# Exercise material
+++++

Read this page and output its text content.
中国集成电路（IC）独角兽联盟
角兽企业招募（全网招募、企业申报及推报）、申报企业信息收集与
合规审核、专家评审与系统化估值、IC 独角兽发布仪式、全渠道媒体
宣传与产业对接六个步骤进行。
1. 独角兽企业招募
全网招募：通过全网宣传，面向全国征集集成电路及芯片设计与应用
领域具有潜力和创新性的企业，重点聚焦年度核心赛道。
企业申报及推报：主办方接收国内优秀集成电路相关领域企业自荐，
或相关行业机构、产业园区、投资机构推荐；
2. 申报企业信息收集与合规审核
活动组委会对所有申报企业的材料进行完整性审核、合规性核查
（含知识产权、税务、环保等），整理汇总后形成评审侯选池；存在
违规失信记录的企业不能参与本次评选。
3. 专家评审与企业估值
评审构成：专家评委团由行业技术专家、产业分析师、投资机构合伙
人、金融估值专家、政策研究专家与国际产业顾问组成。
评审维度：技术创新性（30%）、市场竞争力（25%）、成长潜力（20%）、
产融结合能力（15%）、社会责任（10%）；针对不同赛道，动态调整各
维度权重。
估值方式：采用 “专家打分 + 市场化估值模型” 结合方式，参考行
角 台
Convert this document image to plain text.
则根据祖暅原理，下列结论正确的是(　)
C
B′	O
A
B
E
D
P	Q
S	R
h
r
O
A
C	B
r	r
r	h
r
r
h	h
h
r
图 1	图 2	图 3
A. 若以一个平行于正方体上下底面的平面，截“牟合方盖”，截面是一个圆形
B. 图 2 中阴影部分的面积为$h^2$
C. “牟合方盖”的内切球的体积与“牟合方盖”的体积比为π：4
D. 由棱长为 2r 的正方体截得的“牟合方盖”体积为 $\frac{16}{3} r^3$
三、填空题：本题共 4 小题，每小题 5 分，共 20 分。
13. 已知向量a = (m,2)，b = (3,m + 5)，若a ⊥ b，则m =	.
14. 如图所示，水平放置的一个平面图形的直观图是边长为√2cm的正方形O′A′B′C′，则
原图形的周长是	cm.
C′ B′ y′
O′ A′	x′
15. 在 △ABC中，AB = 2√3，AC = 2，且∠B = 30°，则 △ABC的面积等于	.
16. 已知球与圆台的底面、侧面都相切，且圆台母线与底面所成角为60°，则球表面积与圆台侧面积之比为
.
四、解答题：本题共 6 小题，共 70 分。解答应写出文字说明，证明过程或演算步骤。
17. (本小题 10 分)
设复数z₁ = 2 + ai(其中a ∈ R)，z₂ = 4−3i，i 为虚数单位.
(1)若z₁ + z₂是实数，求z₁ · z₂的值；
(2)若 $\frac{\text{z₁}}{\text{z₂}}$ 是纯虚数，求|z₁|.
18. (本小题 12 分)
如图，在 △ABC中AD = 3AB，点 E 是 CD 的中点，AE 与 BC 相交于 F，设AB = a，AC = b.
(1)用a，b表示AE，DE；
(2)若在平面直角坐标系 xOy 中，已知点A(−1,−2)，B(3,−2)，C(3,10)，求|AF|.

+++++

# The exercise
Exact copies of all the records are required.

# Answer to the task
Read this page and output its text content.
中国集成电路（IC）独角兽联盟
角兽企业招募（全网招募、企业申报及推报）、申报企业信息收集与
合规审核、专家评审与系统化估值、IC 独角兽发布仪式、全渠道媒体
宣传与产业对接六个步骤进行。
1. 独角兽企业招募
全网招募：通过全网宣传，面向全国征集集成电路及芯片设计与应用
领域具有潜力和创新性的企业，重点聚焦年度核心赛道。
企业申报及推报：主办方接收国内优秀集成电路相关领域企业自荐，
或相关行业机构、产业园区、投资机构推荐；
2. 申报企业信息收集与合规审核
活动组委会对所有申报企业的材料进行完整性审核、合规性核查
（含知识产权、税务、环保等），整理汇总后形成评审侯选池；存在
违规失信记录的企业不能参与本次评选。
3. 专家评审与企业估值
评审构成：专家评委团由行业技术专家、产业分析师、投资机构合伙
人、金融估值专家、政策研究专家与国际产业顾问组成。
评审维度：技术创新性（30%）、市场竞争力（25%）、成长潜力（20%）、
产融结合能力（15%）、社会责任（10%）；针对不同赛道，动态调整各
维度权重。
估值方式：采用 “专家打分 + 市场化估值模型” 结合方式，参考行
角 台
Convert this document image to plain text.
则根据祖暅原理，下列结论正确的是(　)
C
B′	O
A
B
E
D
P	Q
S	R
h
r
O
A
C	B
r	r
r	h
r
r
h	h
h
r
图 1	图 2	图 3
A. 若以一个平行于正方体上下底面的平面，截“牟合方盖”，截面是一个圆形
B. 图 2 中阴影部分的面积为$h^2$
C. “牟合方盖”的内切球的体积与“牟合方盖”的体积比为π：4
D. 由棱长为 2r 的正方体截得的“牟合方盖”体积为 $\frac{16}{3} r^3$
三、填空题：本题共 4 小题，每小题 5 分，共 20 分。
13. 已知向量a = (m,2)，b = (3,m + 5)，若a ⊥ b，则m =	.
14. 如图所示，水平放置的一个平面图形的直观图是边长为√2cm的正方形O′A′B′C′，则
原图形的周长是	cm.
C′ B′ y′
O′ A′	x′
15. 在 △ABC中，AB = 2√3，AC = 2，且∠B = 30°，则 △ABC的面积等于	.
16. 已知球与圆台的底面、侧面都相切，且圆台母线与底面所成角为60°，则球表面积与圆台侧面积之比为
.
四、解答题：本题共 6 小题，共 70 分。解答应写出文字说明，证明过程或演算步骤。
17. (本小题 10 分)
设复数z₁ = 2 + ai(其中a ∈ R)，z₂ = 4−3i，i 为虚数单位.
(1)若z₁ + z₂是实数，求z₁ · z₂的值；
(2)若 $\frac{\text{z₁}}{\text{z₂}}$ 是纯虚数，求|z₁|.
18. (本小题 12 分)
如图，在 △ABC中AD = 3AB，点 E 是 CD 的中点，AE 与 BC 相交于 F，设AB = a，AC = b.
(1)用a，b表示AE，DE；
(2)若在平面直角坐标系 xOy 中，已知点A(−1,−2)，B(3,−2)，C(3,10)，求|AF|.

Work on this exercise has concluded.